Task details: Which lines hold the string "should"? Copy every one of them.

===

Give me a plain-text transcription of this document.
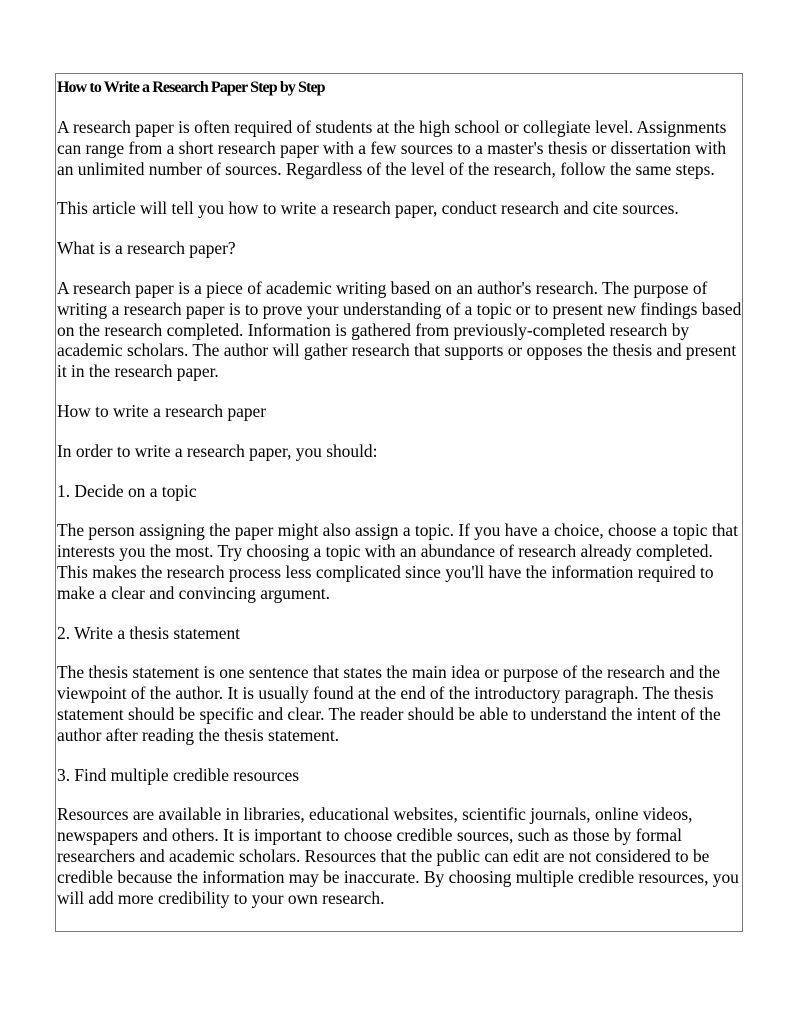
How to Write a Research Paper Step by Step

A research paper is often required of students at the high school or collegiate level. Assignments can range from a short research paper with a few sources to a master's thesis or dissertation with an unlimited number of sources. Regardless of the level of the research, follow the same steps.

This article will tell you how to write a research paper, conduct research and cite sources.

What is a research paper?

A research paper is a piece of academic writing based on an author's research. The purpose of writing a research paper is to prove your understanding of a topic or to present new findings based on the research completed. Information is gathered from previously-completed research by academic scholars. The author will gather research that supports or opposes the thesis and present it in the research paper.

How to write a research paper

In order to write a research paper, you should:

1. Decide on a topic

The person assigning the paper might also assign a topic. If you have a choice, choose a topic that interests you the most. Try choosing a topic with an abundance of research already completed. This makes the research process less complicated since you'll have the information required to make a clear and convincing argument.

2. Write a thesis statement

The thesis statement is one sentence that states the main idea or purpose of the research and the viewpoint of the author. It is usually found at the end of the introductory paragraph. The thesis statement should be specific and clear. The reader should be able to understand the intent of the author after reading the thesis statement.

3. Find multiple credible resources

Resources are available in libraries, educational websites, scientific journals, online videos, newspapers and others. It is important to choose credible sources, such as those by formal researchers and academic scholars. Resources that the public can edit are not considered to be credible because the information may be inaccurate. By choosing multiple credible resources, you will add more credibility to your own research.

===

Final result:
In order to write a research paper, you should:
The thesis statement is one sentence that states the main idea or purpose of the research and the viewpoint of the author. It is usually found at the end of the introductory paragraph. The thesis statement should be specific and clear. The reader should be able to understand the intent of the author after reading the thesis statement.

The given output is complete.